**Extracts from a graphics dataset:**
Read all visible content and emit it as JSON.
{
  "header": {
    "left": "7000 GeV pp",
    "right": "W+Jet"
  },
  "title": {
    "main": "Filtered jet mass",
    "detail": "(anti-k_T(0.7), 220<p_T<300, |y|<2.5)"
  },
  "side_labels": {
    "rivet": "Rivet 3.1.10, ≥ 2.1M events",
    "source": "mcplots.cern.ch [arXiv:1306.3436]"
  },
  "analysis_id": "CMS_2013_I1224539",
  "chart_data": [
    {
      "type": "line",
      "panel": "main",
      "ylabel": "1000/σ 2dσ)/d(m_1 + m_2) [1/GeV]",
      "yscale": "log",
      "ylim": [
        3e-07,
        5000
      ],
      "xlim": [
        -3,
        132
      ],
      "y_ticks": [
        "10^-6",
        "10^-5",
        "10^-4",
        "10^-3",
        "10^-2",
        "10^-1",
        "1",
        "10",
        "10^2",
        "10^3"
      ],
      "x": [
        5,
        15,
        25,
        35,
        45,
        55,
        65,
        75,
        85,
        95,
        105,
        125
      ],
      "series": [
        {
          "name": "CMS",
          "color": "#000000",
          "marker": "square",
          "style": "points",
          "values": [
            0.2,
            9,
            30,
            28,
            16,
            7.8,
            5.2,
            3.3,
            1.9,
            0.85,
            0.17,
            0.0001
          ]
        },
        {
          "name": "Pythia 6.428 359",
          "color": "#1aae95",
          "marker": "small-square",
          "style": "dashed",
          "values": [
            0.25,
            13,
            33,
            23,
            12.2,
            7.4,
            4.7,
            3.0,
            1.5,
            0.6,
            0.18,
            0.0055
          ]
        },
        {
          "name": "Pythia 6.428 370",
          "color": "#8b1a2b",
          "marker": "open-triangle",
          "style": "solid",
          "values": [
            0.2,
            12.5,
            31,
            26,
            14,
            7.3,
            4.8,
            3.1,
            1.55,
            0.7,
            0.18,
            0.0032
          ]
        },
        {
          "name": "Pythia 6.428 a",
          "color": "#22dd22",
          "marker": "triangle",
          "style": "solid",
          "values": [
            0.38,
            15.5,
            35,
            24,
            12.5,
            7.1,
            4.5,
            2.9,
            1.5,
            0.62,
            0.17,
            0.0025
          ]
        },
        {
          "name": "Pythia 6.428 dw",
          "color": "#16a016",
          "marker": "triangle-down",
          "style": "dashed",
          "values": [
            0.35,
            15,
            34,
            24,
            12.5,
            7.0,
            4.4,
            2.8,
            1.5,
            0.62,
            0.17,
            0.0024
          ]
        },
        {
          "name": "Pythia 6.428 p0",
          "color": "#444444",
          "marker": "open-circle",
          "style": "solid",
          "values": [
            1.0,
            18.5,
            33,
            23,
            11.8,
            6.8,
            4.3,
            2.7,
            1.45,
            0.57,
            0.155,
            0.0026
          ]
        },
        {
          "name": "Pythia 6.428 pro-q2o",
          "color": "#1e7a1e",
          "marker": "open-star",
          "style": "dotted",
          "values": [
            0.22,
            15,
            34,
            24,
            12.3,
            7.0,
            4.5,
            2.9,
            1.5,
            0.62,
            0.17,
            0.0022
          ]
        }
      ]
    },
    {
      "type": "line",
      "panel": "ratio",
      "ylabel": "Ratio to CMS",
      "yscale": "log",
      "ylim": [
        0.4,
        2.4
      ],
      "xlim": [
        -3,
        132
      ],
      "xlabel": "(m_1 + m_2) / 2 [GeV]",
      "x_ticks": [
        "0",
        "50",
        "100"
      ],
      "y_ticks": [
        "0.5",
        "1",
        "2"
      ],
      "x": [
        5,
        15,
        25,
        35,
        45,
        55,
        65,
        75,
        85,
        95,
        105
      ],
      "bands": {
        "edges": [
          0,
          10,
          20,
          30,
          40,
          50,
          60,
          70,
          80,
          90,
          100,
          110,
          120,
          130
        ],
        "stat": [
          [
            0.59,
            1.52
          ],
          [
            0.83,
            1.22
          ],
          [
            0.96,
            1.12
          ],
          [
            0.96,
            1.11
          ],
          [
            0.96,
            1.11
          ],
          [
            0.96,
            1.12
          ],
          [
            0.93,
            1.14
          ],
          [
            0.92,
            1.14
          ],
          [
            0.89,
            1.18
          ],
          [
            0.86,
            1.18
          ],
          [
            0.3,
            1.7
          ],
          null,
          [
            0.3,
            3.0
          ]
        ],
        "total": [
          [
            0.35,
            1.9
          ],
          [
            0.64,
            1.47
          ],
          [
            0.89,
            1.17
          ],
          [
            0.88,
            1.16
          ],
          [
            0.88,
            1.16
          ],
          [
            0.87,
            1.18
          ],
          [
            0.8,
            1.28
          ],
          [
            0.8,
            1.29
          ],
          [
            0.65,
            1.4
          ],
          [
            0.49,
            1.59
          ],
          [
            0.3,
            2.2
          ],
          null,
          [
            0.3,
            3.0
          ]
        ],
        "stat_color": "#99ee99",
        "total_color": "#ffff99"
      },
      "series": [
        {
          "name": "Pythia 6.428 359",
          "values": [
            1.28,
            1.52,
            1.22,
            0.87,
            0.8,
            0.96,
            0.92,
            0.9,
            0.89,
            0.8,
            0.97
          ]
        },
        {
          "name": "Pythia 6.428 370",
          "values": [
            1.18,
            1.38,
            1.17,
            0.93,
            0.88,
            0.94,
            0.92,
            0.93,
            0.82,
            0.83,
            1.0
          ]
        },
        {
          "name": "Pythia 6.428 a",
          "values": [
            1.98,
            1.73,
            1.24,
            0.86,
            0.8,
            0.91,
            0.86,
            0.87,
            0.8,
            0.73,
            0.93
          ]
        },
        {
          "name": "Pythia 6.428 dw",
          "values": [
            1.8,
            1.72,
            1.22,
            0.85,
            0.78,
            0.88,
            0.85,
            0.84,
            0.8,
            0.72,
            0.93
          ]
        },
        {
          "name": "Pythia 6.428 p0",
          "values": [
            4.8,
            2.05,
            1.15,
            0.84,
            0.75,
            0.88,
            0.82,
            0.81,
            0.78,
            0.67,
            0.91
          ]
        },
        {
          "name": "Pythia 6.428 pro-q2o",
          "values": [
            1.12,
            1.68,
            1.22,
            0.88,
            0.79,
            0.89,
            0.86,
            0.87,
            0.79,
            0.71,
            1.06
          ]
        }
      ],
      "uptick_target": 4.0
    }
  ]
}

**What the task requires:** Transcribe every record above exactly as it appears.

**Answer to this task:**
Read all visible content and emit it as JSON.
{
  "header": {
    "left": "7000 GeV pp",
    "right": "W+Jet"
  },
  "title": {
    "main": "Filtered jet mass",
    "detail": "(anti-k_T(0.7), 220<p_T<300, |y|<2.5)"
  },
  "side_labels": {
    "rivet": "Rivet 3.1.10, ≥ 2.1M events",
    "source": "mcplots.cern.ch [arXiv:1306.3436]"
  },
  "analysis_id": "CMS_2013_I1224539",
  "chart_data": [
    {
      "type": "line",
      "panel": "main",
      "ylabel": "1000/σ 2dσ)/d(m_1 + m_2) [1/GeV]",
      "yscale": "log",
      "ylim": [
        3e-07,
        5000
      ],
      "xlim": [
        -3,
        132
      ],
      "y_ticks": [
        "10^-6",
        "10^-5",
        "10^-4",
        "10^-3",
        "10^-2",
        "10^-1",
        "1",
        "10",
        "10^2",
        "10^3"
      ],
      "x": [
        5,
        15,
        25,
        35,
        45,
        55,
        65,
        75,
        85,
        95,
        105,
        125
      ],
      "series": [
        {
          "name": "CMS",
          "color": "#000000",
          "marker": "square",
          "style": "points",
          "values": [
            0.2,
            9,
            30,
            28,
            16,
            7.8,
            5.2,
            3.3,
            1.9,
            0.85,
            0.17,
            0.0001
          ]
        },
        {
          "name": "Pythia 6.428 359",
          "color": "#1aae95",
          "marker": "small-square",
          "style": "dashed",
          "values": [
            0.25,
            13,
            33,
            23,
            12.2,
            7.4,
            4.7,
            3.0,
            1.5,
            0.6,
            0.18,
            0.0055
          ]
        },
        {
          "name": "Pythia 6.428 370",
          "color": "#8b1a2b",
          "marker": "open-triangle",
          "style": "solid",
          "values": [
            0.2,
            12.5,
            31,
            26,
            14,
            7.3,
            4.8,
            3.1,
            1.55,
            0.7,
            0.18,
            0.0032
          ]
        },
        {
          "name": "Pythia 6.428 a",
          "color": "#22dd22",
          "marker": "triangle",
          "style": "solid",
          "values": [
            0.38,
            15.5,
            35,
            24,
            12.5,
            7.1,
            4.5,
            2.9,
            1.5,
            0.62,
            0.17,
            0.0025
          ]
        },
        {
          "name": "Pythia 6.428 dw",
          "color": "#16a016",
          "marker": "triangle-down",
          "style": "dashed",
          "values": [
            0.35,
            15,
            34,
            24,
            12.5,
            7.0,
            4.4,
            2.8,
            1.5,
            0.62,
            0.17,
            0.0024
          ]
        },
        {
          "name": "Pythia 6.428 p0",
          "color": "#444444",
          "marker": "open-circle",
          "style": "solid",
          "values": [
            1.0,
            18.5,
            33,
            23,
            11.8,
            6.8,
            4.3,
            2.7,
            1.45,
            0.57,
            0.155,
            0.0026
          ]
        },
        {
          "name": "Pythia 6.428 pro-q2o",
          "color": "#1e7a1e",
          "marker": "open-star",
          "style": "dotted",
          "values": [
            0.22,
            15,
            34,
            24,
            12.3,
            7.0,
            4.5,
            2.9,
            1.5,
            0.62,
            0.17,
            0.0022
          ]
        }
      ]
    },
    {
      "type": "line",
      "panel": "ratio",
      "ylabel": "Ratio to CMS",
      "yscale": "log",
      "ylim": [
        0.4,
        2.4
      ],
      "xlim": [
        -3,
        132
      ],
      "xlabel": "(m_1 + m_2) / 2 [GeV]",
      "x_ticks": [
        "0",
        "50",
        "100"
      ],
      "y_ticks": [
        "0.5",
        "1",
        "2"
      ],
      "x": [
        5,
        15,
        25,
        35,
        45,
        55,
        65,
        75,
        85,
        95,
        105
      ],
      "bands": {
        "edges": [
          0,
          10,
          20,
          30,
          40,
          50,
          60,
          70,
          80,
          90,
          100,
          110,
          120,
          130
        ],
        "stat": [
          [
            0.59,
            1.52
          ],
          [
            0.83,
            1.22
          ],
          [
            0.96,
            1.12
          ],
          [
            0.96,
            1.11
          ],
          [
            0.96,
            1.11
          ],
          [
            0.96,
            1.12
          ],
          [
            0.93,
            1.14
          ],
          [
            0.92,
            1.14
          ],
          [
            0.89,
            1.18
          ],
          [
            0.86,
            1.18
          ],
          [
            0.3,
            1.7
          ],
          null,
          [
            0.3,
            3.0
          ]
        ],
        "total": [
          [
            0.35,
            1.9
          ],
          [
            0.64,
            1.47
          ],
          [
            0.89,
            1.17
          ],
          [
            0.88,
            1.16
          ],
          [
            0.88,
            1.16
          ],
          [
            0.87,
            1.18
          ],
          [
            0.8,
            1.28
          ],
          [
            0.8,
            1.29
          ],
          [
            0.65,
            1.4
          ],
          [
            0.49,
            1.59
          ],
          [
            0.3,
            2.2
          ],
          null,
          [
            0.3,
            3.0
          ]
        ],
        "stat_color": "#99ee99",
        "total_color": "#ffff99"
      },
      "series": [
        {
          "name": "Pythia 6.428 359",
          "values": [
            1.28,
            1.52,
            1.22,
            0.87,
            0.8,
            0.96,
            0.92,
            0.9,
            0.89,
            0.8,
            0.97
          ]
        },
        {
          "name": "Pythia 6.428 370",
          "values": [
            1.18,
            1.38,
            1.17,
            0.93,
            0.88,
            0.94,
            0.92,
            0.93,
            0.82,
            0.83,
            1.0
          ]
        },
        {
          "name": "Pythia 6.428 a",
          "values": [
            1.98,
            1.73,
            1.24,
            0.86,
            0.8,
            0.91,
            0.86,
            0.87,
            0.8,
            0.73,
            0.93
          ]
        },
        {
          "name": "Pythia 6.428 dw",
          "values": [
            1.8,
            1.72,
            1.22,
            0.85,
            0.78,
            0.88,
            0.85,
            0.84,
            0.8,
            0.72,
            0.93
          ]
        },
        {
          "name": "Pythia 6.428 p0",
          "values": [
            4.8,
            2.05,
            1.15,
            0.84,
            0.75,
            0.88,
            0.82,
            0.81,
            0.78,
            0.67,
            0.91
          ]
        },
        {
          "name": "Pythia 6.428 pro-q2o",
          "values": [
            1.12,
            1.68,
            1.22,
            0.88,
            0.79,
            0.89,
            0.86,
            0.87,
            0.79,
            0.71,
            1.06
          ]
        }
      ],
      "uptick_target": 4.0
    }
  ]
}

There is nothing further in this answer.